───── RECORD EXTRACTS
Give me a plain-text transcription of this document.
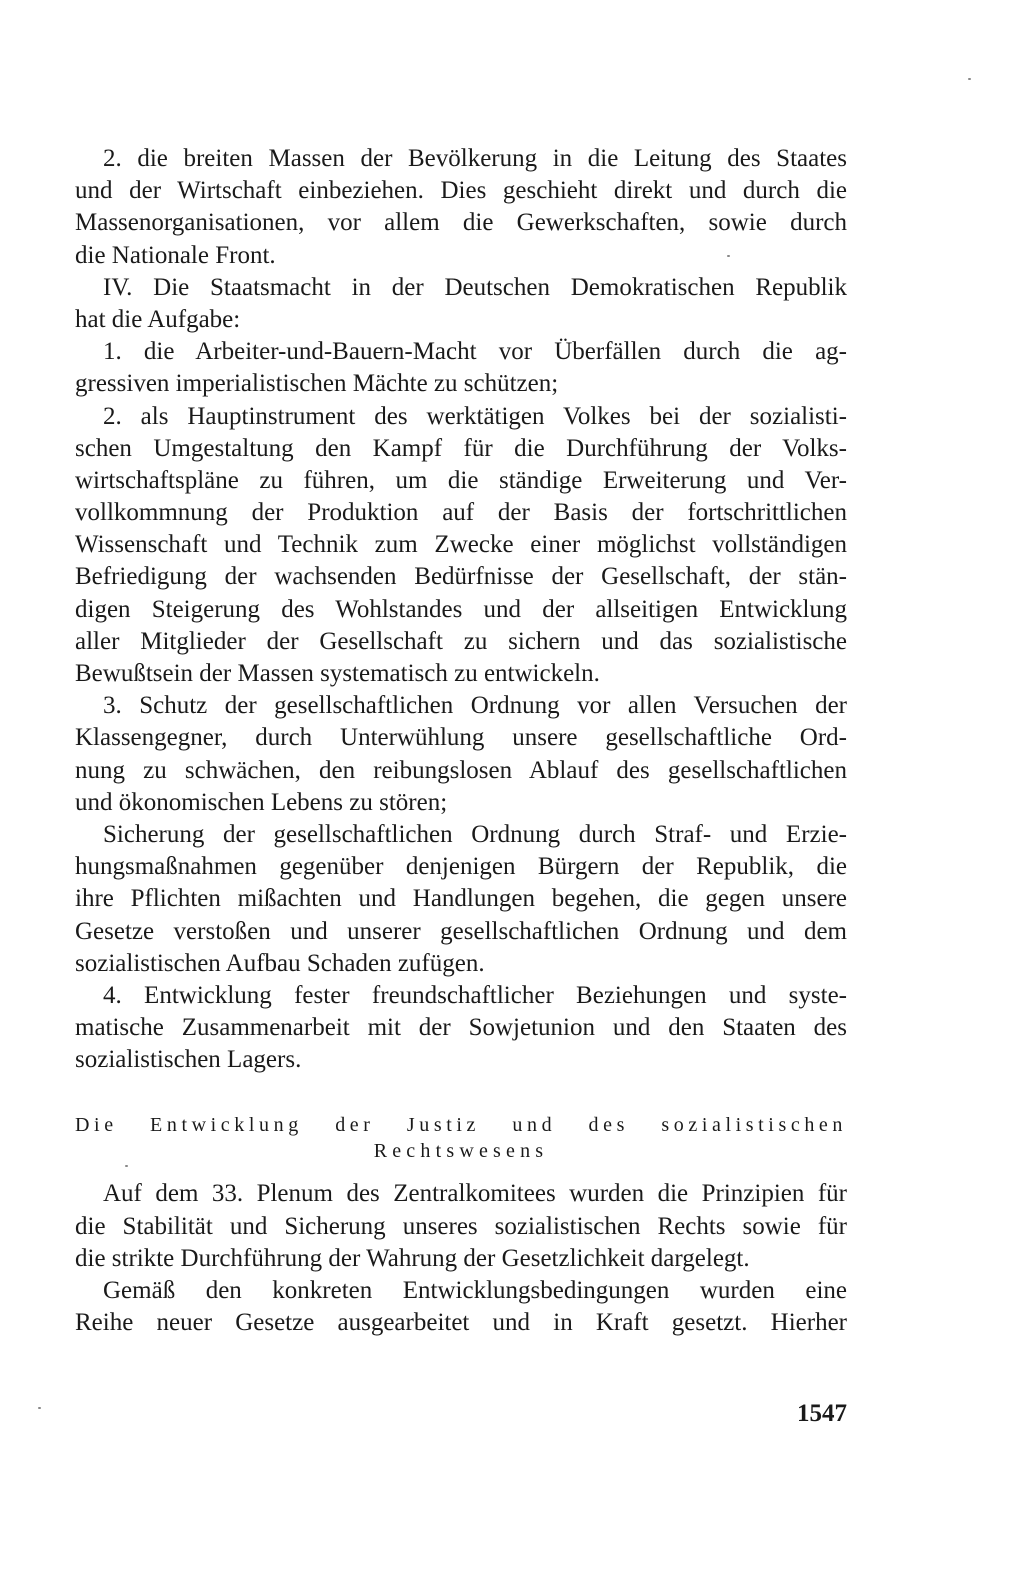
2. die breiten Massen der Bevölkerung in die Leitung des Staates
und der Wirtschaft einbeziehen. Dies geschieht direkt und durch die
Massenorganisationen, vor allem die Gewerkschaften, sowie durch
die Nationale Front.
IV. Die Staatsmacht in der Deutschen Demokratischen Republik
hat die Aufgabe:
1. die Arbeiter-und-Bauern-Macht vor Überfällen durch die ag-
gressiven imperialistischen Mächte zu schützen;
2. als Hauptinstrument des werktätigen Volkes bei der sozialisti-
schen Umgestaltung den Kampf für die Durchführung der Volks-
wirtschaftspläne zu führen, um die ständige Erweiterung und Ver-
vollkommnung der Produktion auf der Basis der fortschrittlichen
Wissenschaft und Technik zum Zwecke einer möglichst vollständigen
Befriedigung der wachsenden Bedürfnisse der Gesellschaft, der stän-
digen Steigerung des Wohlstandes und der allseitigen Entwicklung
aller Mitglieder der Gesellschaft zu sichern und das sozialistische
Bewußtsein der Massen systematisch zu entwickeln.
3. Schutz der gesellschaftlichen Ordnung vor allen Versuchen der
Klassengegner, durch Unterwühlung unsere gesellschaftliche Ord-
nung zu schwächen, den reibungslosen Ablauf des gesellschaftlichen
und ökonomischen Lebens zu stören;
Sicherung der gesellschaftlichen Ordnung durch Straf- und Erzie-
hungsmaßnahmen gegenüber denjenigen Bürgern der Republik, die
ihre Pflichten mißachten und Handlungen begehen, die gegen unsere
Gesetze verstoßen und unserer gesellschaftlichen Ordnung und dem
sozialistischen Aufbau Schaden zufügen.
4. Entwicklung fester freundschaftlicher Beziehungen und syste-
matische Zusammenarbeit mit der Sowjetunion und den Staaten des
sozialistischen Lagers.
Die Entwicklung der Justiz und des sozialistischen
Rechtswesens
Auf dem 33. Plenum des Zentralkomitees wurden die Prinzipien für
die Stabilität und Sicherung unseres sozialistischen Rechts sowie für
die strikte Durchführung der Wahrung der Gesetzlichkeit dargelegt.
Gemäß den konkreten Entwicklungsbedingungen wurden eine
Reihe neuer Gesetze ausgearbeitet und in Kraft gesetzt. Hierher
1547
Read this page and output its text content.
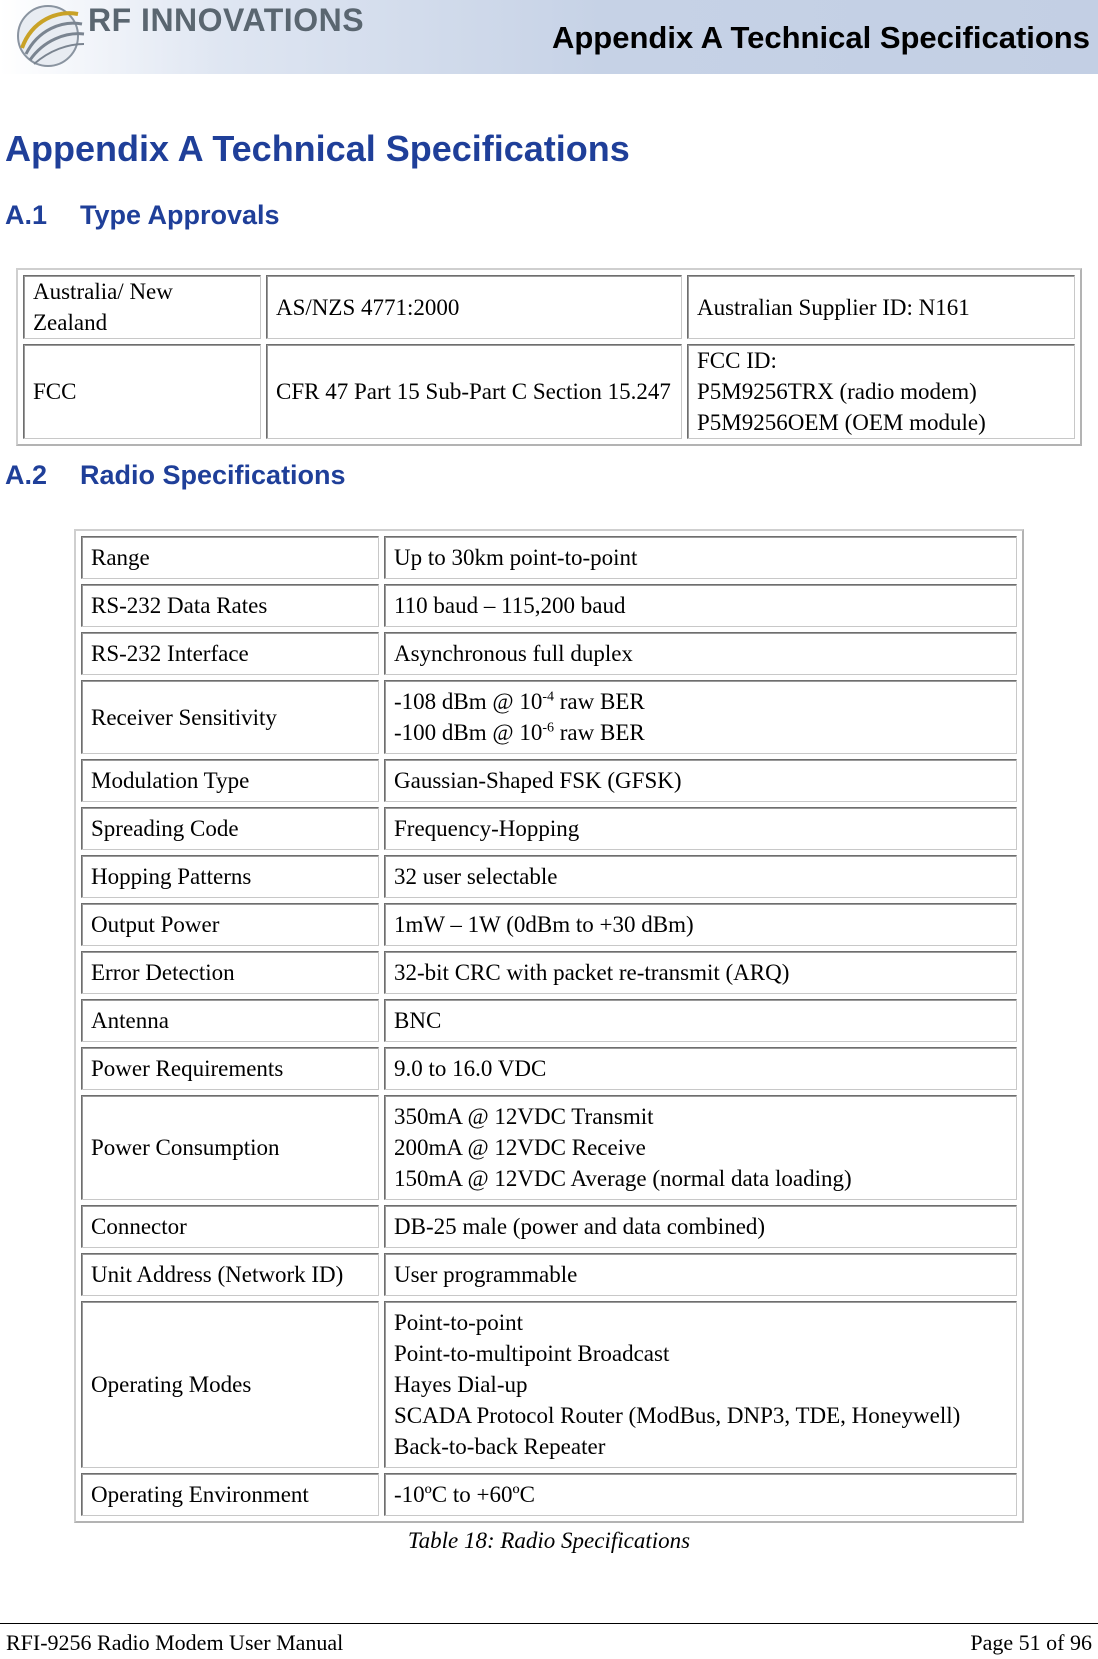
RF INNOVATIONS	Appendix A Technical Specifications
Appendix A Technical Specifications
A.1 Type Approvals
Australia/ New Zealand	AS/NZS 4771:2000	Australian Supplier ID: N161

FCC	CFR 47 Part 15 Sub-Part C Section 15.247	FCC ID:
P5M9256TRX (radio modem)
P5M9256OEM (OEM module)
A.2 Radio Specifications
Range	Up to 30km point-to-point

RS-232 Data Rates	110 baud – 115,200 baud

RS-232 Interface	Asynchronous full duplex

Receiver Sensitivity	-108 dBm @ $10^{-4}$ raw BER
-100 dBm @ $10^{-6}$ raw BER

Modulation Type	Gaussian-Shaped FSK (GFSK)

Spreading Code	Frequency-Hopping

Hopping Patterns	32 user selectable

Output Power	1mW – 1W (0dBm to +30 dBm)

Error Detection	32-bit CRC with packet re-transmit (ARQ)

Antenna	BNC

Power Requirements	9.0 to 16.0 VDC

Power Consumption	350mA @ 12VDC Transmit
200mA @ 12VDC Receive
150mA @ 12VDC Average (normal data loading)

Connector	DB-25 male (power and data combined)

Unit Address (Network ID)	User programmable

Operating Modes	Point-to-point
Point-to-multipoint Broadcast
Hayes Dial-up
SCADA Protocol Router (ModBus, DNP3, TDE, Honeywell)
Back-to-back Repeater

Operating Environment	-10ºC to +60ºC
Table 18: Radio Specifications
RFI-9256 Radio Modem User Manual	Page 51 of 96
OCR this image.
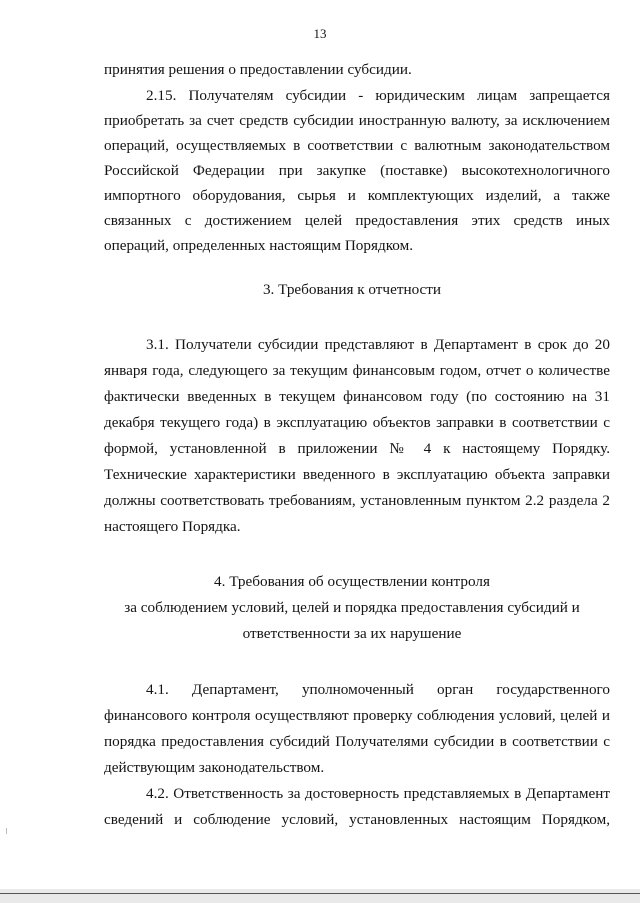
13
принятия решения о предоставлении субсидии.
2.15. Получателям субсидии - юридическим лицам запрещается
приобретать за счет средств субсидии иностранную валюту, за исключением
операций, осуществляемых в соответствии с валютным законодательством
Российской Федерации при закупке (поставке) высокотехнологичного
импортного оборудования, сырья и комплектующих изделий, а также
связанных с достижением целей предоставления этих средств иных
операций, определенных настоящим Порядком.
3. Требования к отчетности
3.1. Получатели субсидии представляют в Департамент в срок до 20
января года, следующего за текущим финансовым годом, отчет о количестве
фактически введенных в текущем финансовом году (по состоянию на 31
декабря текущего года) в эксплуатацию объектов заправки в соответствии с
формой, установленной в приложении № 4 к настоящему Порядку.
Технические характеристики введенного в эксплуатацию объекта заправки
должны соответствовать требованиям, установленным пунктом 2.2 раздела 2
настоящего Порядка.
4. Требования об осуществлении контроля
за соблюдением условий, целей и порядка предоставления субсидий и
ответственности за их нарушение
4.1. Департамент, уполномоченный орган государственного
финансового контроля осуществляют проверку соблюдения условий, целей и
порядка предоставления субсидий Получателями субсидии в соответствии с
действующим законодательством.
4.2. Ответственность за достоверность представляемых в Департамент
сведений и соблюдение условий, установленных настоящим Порядком,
──────────
WRITTEN INSTRUCTION:
Write out the listing above exactly as it stands, pictures excluded.

FULL ANSWER:
Give me a plain-text transcription of this document.
2. die breiten Massen der Bevölkerung in die Leitung des Staates
und der Wirtschaft einbeziehen. Dies geschieht direkt und durch die
Massenorganisationen, vor allem die Gewerkschaften, sowie durch
die Nationale Front.
IV. Die Staatsmacht in der Deutschen Demokratischen Republik
hat die Aufgabe:
1. die Arbeiter-und-Bauern-Macht vor Überfällen durch die ag-
gressiven imperialistischen Mächte zu schützen;
2. als Hauptinstrument des werktätigen Volkes bei der sozialisti-
schen Umgestaltung den Kampf für die Durchführung der Volks-
wirtschaftspläne zu führen, um die ständige Erweiterung und Ver-
vollkommnung der Produktion auf der Basis der fortschrittlichen
Wissenschaft und Technik zum Zwecke einer möglichst vollständigen
Befriedigung der wachsenden Bedürfnisse der Gesellschaft, der stän-
digen Steigerung des Wohlstandes und der allseitigen Entwicklung
aller Mitglieder der Gesellschaft zu sichern und das sozialistische
Bewußtsein der Massen systematisch zu entwickeln.
3. Schutz der gesellschaftlichen Ordnung vor allen Versuchen der
Klassengegner, durch Unterwühlung unsere gesellschaftliche Ord-
nung zu schwächen, den reibungslosen Ablauf des gesellschaftlichen
und ökonomischen Lebens zu stören;
Sicherung der gesellschaftlichen Ordnung durch Straf- und Erzie-
hungsmaßnahmen gegenüber denjenigen Bürgern der Republik, die
ihre Pflichten mißachten und Handlungen begehen, die gegen unsere
Gesetze verstoßen und unserer gesellschaftlichen Ordnung und dem
sozialistischen Aufbau Schaden zufügen.
4. Entwicklung fester freundschaftlicher Beziehungen und syste-
matische Zusammenarbeit mit der Sowjetunion und den Staaten des
sozialistischen Lagers.
Die Entwicklung der Justiz und des sozialistischen
Rechtswesens
Auf dem 33. Plenum des Zentralkomitees wurden die Prinzipien für
die Stabilität und Sicherung unseres sozialistischen Rechts sowie für
die strikte Durchführung der Wahrung der Gesetzlichkeit dargelegt.
Gemäß den konkreten Entwicklungsbedingungen wurden eine
Reihe neuer Gesetze ausgearbeitet und in Kraft gesetzt. Hierher
1547
Read this page and output its text content.
RF INNOVATIONS	Appendix A Technical Specifications
Appendix A Technical Specifications
A.1 Type Approvals
Australia/ New Zealand	AS/NZS 4771:2000	Australian Supplier ID: N161

FCC	CFR 47 Part 15 Sub-Part C Section 15.247	FCC ID:
P5M9256TRX (radio modem)
P5M9256OEM (OEM module)
A.2 Radio Specifications
Range	Up to 30km point-to-point

RS-232 Data Rates	110 baud – 115,200 baud

RS-232 Interface	Asynchronous full duplex

Receiver Sensitivity	-108 dBm @ $10^{-4}$ raw BER
-100 dBm @ $10^{-6}$ raw BER

Modulation Type	Gaussian-Shaped FSK (GFSK)

Spreading Code	Frequency-Hopping

Hopping Patterns	32 user selectable

Output Power	1mW – 1W (0dBm to +30 dBm)

Error Detection	32-bit CRC with packet re-transmit (ARQ)

Antenna	BNC

Power Requirements	9.0 to 16.0 VDC

Power Consumption	350mA @ 12VDC Transmit
200mA @ 12VDC Receive
150mA @ 12VDC Average (normal data loading)

Connector	DB-25 male (power and data combined)

Unit Address (Network ID)	User programmable

Operating Modes	Point-to-point
Point-to-multipoint Broadcast
Hayes Dial-up
SCADA Protocol Router (ModBus, DNP3, TDE, Honeywell)
Back-to-back Repeater

Operating Environment	-10ºC to +60ºC
Table 18: Radio Specifications
RFI-9256 Radio Modem User Manual	Page 51 of 96
OCR this image.
13
принятия решения о предоставлении субсидии.
2.15. Получателям субсидии - юридическим лицам запрещается
приобретать за счет средств субсидии иностранную валюту, за исключением
операций, осуществляемых в соответствии с валютным законодательством
Российской Федерации при закупке (поставке) высокотехнологичного
импортного оборудования, сырья и комплектующих изделий, а также
связанных с достижением целей предоставления этих средств иных
операций, определенных настоящим Порядком.
3. Требования к отчетности
3.1. Получатели субсидии представляют в Департамент в срок до 20
января года, следующего за текущим финансовым годом, отчет о количестве
фактически введенных в текущем финансовом году (по состоянию на 31
декабря текущего года) в эксплуатацию объектов заправки в соответствии с
формой, установленной в приложении № 4 к настоящему Порядку.
Технические характеристики введенного в эксплуатацию объекта заправки
должны соответствовать требованиям, установленным пунктом 2.2 раздела 2
настоящего Порядка.
4. Требования об осуществлении контроля
за соблюдением условий, целей и порядка предоставления субсидий и
ответственности за их нарушение
4.1. Департамент, уполномоченный орган государственного
финансового контроля осуществляют проверку соблюдения условий, целей и
порядка предоставления субсидий Получателями субсидии в соответствии с
действующим законодательством.
4.2. Ответственность за достоверность представляемых в Департамент
сведений и соблюдение условий, установленных настоящим Порядком,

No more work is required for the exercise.